- [Exercise]:
Repeat each entry in full, exactly.

▼

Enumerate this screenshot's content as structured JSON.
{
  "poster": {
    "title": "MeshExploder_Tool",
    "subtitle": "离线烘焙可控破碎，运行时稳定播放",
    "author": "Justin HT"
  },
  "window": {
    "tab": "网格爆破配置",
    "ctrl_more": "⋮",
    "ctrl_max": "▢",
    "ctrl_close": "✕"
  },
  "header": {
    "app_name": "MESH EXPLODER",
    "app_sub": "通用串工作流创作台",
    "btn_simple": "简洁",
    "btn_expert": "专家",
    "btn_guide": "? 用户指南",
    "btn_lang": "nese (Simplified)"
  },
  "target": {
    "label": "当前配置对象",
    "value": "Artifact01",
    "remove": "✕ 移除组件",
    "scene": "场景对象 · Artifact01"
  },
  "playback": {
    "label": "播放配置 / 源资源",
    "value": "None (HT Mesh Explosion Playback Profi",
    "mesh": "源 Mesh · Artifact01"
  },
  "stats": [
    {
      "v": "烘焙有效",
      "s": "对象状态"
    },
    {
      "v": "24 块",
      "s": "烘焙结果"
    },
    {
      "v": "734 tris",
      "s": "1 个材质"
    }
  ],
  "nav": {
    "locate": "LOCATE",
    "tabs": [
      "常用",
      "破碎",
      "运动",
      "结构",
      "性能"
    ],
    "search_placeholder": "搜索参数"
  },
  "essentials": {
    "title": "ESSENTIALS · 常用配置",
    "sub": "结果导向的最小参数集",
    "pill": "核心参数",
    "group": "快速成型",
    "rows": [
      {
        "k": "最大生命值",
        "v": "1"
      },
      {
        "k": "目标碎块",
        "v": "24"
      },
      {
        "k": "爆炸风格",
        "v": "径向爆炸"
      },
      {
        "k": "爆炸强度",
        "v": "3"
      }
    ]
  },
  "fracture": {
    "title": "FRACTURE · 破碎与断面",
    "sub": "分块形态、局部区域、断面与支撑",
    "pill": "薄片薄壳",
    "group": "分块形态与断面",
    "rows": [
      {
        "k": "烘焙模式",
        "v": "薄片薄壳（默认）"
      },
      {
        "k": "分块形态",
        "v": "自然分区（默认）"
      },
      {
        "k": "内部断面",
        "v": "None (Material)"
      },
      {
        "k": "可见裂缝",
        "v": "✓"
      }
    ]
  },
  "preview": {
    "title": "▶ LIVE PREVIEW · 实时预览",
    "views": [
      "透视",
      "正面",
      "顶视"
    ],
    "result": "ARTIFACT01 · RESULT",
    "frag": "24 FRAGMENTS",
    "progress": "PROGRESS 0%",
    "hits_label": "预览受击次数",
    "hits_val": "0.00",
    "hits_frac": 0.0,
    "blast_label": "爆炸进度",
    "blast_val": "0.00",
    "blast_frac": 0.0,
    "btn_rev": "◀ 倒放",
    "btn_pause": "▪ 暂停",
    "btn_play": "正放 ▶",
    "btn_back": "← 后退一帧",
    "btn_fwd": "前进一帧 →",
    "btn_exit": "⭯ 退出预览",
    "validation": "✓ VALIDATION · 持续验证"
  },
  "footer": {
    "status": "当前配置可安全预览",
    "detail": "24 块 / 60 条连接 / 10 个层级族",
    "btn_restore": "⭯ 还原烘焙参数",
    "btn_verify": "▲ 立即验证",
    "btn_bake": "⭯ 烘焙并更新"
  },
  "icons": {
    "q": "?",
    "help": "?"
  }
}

▲

- [Exercise output]:
Enumerate this screenshot's content as structured JSON.
{
  "poster": {
    "title": "MeshExploder_Tool",
    "subtitle": "离线烘焙可控破碎，运行时稳定播放",
    "author": "Justin HT"
  },
  "window": {
    "tab": "网格爆破配置",
    "ctrl_more": "⋮",
    "ctrl_max": "▢",
    "ctrl_close": "✕"
  },
  "header": {
    "app_name": "MESH EXPLODER",
    "app_sub": "通用串工作流创作台",
    "btn_simple": "简洁",
    "btn_expert": "专家",
    "btn_guide": "? 用户指南",
    "btn_lang": "nese (Simplified)"
  },
  "target": {
    "label": "当前配置对象",
    "value": "Artifact01",
    "remove": "✕ 移除组件",
    "scene": "场景对象 · Artifact01"
  },
  "playback": {
    "label": "播放配置 / 源资源",
    "value": "None (HT Mesh Explosion Playback Profi",
    "mesh": "源 Mesh · Artifact01"
  },
  "stats": [
    {
      "v": "烘焙有效",
      "s": "对象状态"
    },
    {
      "v": "24 块",
      "s": "烘焙结果"
    },
    {
      "v": "734 tris",
      "s": "1 个材质"
    }
  ],
  "nav": {
    "locate": "LOCATE",
    "tabs": [
      "常用",
      "破碎",
      "运动",
      "结构",
      "性能"
    ],
    "search_placeholder": "搜索参数"
  },
  "essentials": {
    "title": "ESSENTIALS · 常用配置",
    "sub": "结果导向的最小参数集",
    "pill": "核心参数",
    "group": "快速成型",
    "rows": [
      {
        "k": "最大生命值",
        "v": "1"
      },
      {
        "k": "目标碎块",
        "v": "24"
      },
      {
        "k": "爆炸风格",
        "v": "径向爆炸"
      },
      {
        "k": "爆炸强度",
        "v": "3"
      }
    ]
  },
  "fracture": {
    "title": "FRACTURE · 破碎与断面",
    "sub": "分块形态、局部区域、断面与支撑",
    "pill": "薄片薄壳",
    "group": "分块形态与断面",
    "rows": [
      {
        "k": "烘焙模式",
        "v": "薄片薄壳（默认）"
      },
      {
        "k": "分块形态",
        "v": "自然分区（默认）"
      },
      {
        "k": "内部断面",
        "v": "None (Material)"
      },
      {
        "k": "可见裂缝",
        "v": "✓"
      }
    ]
  },
  "preview": {
    "title": "▶ LIVE PREVIEW · 实时预览",
    "views": [
      "透视",
      "正面",
      "顶视"
    ],
    "result": "ARTIFACT01 · RESULT",
    "frag": "24 FRAGMENTS",
    "progress": "PROGRESS 0%",
    "hits_label": "预览受击次数",
    "hits_val": "0.00",
    "hits_frac": 0.0,
    "blast_label": "爆炸进度",
    "blast_val": "0.00",
    "blast_frac": 0.0,
    "btn_rev": "◀ 倒放",
    "btn_pause": "▪ 暂停",
    "btn_play": "正放 ▶",
    "btn_back": "← 后退一帧",
    "btn_fwd": "前进一帧 →",
    "btn_exit": "⭯ 退出预览",
    "validation": "✓ VALIDATION · 持续验证"
  },
  "footer": {
    "status": "当前配置可安全预览",
    "detail": "24 块 / 60 条连接 / 10 个层级族",
    "btn_restore": "⭯ 还原烘焙参数",
    "btn_verify": "▲ 立即验证",
    "btn_bake": "⭯ 烘焙并更新"
  },
  "icons": {
    "q": "?",
    "help": "?"
  }
}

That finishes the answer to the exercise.